• _Records for the task_
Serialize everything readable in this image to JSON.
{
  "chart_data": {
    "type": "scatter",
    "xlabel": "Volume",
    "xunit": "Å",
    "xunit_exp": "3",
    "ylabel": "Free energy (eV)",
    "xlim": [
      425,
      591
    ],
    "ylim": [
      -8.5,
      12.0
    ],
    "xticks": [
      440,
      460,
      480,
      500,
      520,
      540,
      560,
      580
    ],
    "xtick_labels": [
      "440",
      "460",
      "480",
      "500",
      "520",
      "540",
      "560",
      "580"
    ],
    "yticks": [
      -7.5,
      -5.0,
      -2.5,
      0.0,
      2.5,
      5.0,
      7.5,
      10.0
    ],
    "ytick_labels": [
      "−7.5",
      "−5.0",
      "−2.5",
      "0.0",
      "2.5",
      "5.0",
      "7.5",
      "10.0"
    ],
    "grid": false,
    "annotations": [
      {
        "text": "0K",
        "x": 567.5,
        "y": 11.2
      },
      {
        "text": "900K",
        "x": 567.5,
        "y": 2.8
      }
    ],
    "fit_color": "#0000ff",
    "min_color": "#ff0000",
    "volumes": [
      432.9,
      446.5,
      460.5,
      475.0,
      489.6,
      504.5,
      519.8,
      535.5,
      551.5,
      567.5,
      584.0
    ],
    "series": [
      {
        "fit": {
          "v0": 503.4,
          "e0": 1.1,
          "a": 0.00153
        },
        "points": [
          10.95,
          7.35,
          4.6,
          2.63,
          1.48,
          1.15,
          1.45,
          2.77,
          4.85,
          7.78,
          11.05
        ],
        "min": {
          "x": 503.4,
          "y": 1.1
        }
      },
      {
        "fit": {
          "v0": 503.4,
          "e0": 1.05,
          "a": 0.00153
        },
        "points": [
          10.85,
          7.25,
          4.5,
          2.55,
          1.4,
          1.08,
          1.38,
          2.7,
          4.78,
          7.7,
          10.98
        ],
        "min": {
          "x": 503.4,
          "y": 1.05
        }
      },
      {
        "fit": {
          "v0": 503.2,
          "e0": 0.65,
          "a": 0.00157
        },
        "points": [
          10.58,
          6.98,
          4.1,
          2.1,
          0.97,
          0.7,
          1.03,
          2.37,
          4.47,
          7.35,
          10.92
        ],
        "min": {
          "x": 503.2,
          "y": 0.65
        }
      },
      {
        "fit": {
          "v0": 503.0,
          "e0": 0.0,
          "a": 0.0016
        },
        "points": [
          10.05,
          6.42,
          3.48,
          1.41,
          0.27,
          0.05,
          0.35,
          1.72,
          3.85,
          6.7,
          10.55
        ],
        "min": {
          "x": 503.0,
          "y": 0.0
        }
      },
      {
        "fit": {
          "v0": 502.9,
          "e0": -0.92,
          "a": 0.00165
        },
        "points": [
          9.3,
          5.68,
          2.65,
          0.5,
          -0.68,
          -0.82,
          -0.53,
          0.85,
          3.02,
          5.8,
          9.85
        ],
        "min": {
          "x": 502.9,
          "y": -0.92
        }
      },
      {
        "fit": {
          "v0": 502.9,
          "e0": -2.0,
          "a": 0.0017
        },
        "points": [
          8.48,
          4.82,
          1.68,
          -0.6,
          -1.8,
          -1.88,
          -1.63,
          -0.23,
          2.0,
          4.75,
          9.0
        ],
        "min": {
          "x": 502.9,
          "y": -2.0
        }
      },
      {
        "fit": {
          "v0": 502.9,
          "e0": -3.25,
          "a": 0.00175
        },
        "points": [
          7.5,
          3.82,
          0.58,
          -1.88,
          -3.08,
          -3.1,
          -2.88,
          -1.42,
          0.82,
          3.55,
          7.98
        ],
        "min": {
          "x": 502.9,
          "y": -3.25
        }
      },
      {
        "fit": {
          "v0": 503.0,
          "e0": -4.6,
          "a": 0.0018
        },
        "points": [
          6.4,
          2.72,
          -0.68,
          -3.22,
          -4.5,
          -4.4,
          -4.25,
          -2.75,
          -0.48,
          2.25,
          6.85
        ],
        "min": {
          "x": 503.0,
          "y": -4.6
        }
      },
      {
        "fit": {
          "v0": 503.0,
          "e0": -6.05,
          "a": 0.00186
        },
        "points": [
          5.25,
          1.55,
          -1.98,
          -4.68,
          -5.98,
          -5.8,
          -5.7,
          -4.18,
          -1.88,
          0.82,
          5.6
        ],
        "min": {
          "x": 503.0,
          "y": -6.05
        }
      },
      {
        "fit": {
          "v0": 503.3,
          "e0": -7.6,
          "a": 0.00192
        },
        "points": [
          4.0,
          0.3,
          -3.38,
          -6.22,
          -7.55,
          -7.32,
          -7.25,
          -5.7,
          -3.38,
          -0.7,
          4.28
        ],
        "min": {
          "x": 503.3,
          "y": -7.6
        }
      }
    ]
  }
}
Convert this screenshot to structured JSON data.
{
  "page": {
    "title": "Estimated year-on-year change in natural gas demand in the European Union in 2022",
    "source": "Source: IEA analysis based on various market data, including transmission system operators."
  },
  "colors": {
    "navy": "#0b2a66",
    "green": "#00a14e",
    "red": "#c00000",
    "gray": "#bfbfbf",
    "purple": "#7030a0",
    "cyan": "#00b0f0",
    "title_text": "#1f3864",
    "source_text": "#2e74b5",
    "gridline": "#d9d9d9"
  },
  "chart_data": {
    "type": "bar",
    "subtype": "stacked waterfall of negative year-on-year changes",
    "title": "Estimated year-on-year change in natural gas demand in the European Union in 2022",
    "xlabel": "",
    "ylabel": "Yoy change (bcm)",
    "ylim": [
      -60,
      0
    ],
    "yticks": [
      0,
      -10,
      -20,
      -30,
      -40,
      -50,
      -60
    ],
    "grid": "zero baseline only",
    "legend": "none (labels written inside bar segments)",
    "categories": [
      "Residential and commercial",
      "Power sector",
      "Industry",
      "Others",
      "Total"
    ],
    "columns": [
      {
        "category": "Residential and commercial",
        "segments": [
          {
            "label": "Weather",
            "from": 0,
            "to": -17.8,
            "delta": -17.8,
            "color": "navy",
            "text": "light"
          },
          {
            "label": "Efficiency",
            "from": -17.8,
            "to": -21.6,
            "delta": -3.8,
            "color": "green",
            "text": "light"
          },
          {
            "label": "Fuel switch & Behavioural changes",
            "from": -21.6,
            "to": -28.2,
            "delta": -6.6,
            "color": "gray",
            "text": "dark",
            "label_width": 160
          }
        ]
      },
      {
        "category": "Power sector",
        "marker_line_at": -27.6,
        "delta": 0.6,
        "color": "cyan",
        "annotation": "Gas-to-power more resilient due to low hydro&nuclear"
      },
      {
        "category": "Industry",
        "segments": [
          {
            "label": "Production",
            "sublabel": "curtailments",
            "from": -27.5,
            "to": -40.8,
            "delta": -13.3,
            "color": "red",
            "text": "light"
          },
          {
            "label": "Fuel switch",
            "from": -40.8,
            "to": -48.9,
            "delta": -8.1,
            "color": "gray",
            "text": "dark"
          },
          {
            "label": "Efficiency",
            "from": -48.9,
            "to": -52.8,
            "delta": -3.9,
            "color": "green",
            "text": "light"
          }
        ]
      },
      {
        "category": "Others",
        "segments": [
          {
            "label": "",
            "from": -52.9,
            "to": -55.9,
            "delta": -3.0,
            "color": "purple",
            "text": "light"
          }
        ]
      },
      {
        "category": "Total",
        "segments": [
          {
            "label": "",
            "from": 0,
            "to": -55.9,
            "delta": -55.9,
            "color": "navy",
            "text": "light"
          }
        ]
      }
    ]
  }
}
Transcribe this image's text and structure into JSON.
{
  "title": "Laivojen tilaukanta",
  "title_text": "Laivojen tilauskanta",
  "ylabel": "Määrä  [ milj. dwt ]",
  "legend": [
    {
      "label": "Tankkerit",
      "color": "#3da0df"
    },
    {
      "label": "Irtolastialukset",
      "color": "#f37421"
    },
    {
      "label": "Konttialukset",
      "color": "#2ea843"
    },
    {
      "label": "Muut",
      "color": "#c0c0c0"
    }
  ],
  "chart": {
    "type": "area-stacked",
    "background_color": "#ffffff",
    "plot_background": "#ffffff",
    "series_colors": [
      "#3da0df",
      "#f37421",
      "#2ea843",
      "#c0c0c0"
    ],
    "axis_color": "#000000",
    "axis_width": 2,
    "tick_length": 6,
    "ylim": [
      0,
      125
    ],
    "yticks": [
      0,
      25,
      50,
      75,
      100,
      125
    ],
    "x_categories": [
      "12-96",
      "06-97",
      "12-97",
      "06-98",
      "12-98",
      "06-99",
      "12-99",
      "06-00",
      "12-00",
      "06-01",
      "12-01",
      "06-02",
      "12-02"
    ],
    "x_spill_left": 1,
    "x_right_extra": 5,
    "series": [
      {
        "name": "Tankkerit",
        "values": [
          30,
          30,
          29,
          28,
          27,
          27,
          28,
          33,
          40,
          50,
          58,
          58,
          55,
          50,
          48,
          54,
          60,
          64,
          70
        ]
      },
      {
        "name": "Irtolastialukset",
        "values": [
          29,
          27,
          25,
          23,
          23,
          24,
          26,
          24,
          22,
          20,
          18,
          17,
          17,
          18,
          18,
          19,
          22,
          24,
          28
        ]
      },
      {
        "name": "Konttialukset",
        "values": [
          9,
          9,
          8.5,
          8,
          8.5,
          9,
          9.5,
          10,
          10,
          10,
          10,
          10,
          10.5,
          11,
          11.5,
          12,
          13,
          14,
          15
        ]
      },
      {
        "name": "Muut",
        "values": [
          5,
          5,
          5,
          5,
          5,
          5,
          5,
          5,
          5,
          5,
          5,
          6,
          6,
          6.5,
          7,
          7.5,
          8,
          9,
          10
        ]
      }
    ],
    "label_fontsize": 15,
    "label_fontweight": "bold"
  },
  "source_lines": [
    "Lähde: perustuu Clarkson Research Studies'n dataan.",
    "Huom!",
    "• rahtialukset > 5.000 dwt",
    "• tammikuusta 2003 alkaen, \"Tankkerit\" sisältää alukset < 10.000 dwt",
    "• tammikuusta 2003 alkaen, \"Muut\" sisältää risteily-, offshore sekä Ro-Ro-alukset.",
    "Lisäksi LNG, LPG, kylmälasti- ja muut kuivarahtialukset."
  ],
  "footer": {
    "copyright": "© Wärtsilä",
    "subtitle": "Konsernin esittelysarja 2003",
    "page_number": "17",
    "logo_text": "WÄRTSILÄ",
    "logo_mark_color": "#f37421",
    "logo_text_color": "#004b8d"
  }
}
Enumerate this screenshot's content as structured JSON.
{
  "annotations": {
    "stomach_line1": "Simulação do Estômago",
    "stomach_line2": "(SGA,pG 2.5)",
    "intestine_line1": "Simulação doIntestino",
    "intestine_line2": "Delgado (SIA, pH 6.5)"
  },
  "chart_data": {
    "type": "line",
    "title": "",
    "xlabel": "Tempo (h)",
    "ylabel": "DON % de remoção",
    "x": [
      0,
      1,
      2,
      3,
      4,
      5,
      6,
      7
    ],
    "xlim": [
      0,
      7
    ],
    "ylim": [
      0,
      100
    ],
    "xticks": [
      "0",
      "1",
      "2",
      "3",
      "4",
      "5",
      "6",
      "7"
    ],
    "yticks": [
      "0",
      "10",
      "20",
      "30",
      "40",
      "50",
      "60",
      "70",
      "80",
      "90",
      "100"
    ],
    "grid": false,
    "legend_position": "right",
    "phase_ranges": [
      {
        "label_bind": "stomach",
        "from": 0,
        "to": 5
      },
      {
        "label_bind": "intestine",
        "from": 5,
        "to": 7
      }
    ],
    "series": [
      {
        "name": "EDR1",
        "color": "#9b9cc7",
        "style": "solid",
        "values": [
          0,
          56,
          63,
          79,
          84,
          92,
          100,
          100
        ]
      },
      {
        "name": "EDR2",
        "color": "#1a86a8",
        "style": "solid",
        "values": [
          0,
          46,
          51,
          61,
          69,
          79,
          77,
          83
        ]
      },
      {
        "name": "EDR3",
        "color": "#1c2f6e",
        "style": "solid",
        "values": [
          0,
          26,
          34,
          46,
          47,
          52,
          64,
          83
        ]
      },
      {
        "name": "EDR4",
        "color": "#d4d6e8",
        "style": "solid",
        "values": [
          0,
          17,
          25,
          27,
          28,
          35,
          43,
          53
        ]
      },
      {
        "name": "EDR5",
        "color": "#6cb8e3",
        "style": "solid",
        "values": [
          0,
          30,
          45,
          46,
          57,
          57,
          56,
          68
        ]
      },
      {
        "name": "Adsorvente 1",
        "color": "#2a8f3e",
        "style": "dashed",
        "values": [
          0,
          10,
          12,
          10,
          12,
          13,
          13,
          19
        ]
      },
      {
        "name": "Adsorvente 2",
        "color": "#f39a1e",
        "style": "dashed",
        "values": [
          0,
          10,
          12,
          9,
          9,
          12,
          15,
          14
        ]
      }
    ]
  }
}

• _Your objective_
All lines above with "Irtolastialukset" in them should be returned.

• _Answer to the exercise_
      "label": "Irtolastialukset",
        "name": "Irtolastialukset",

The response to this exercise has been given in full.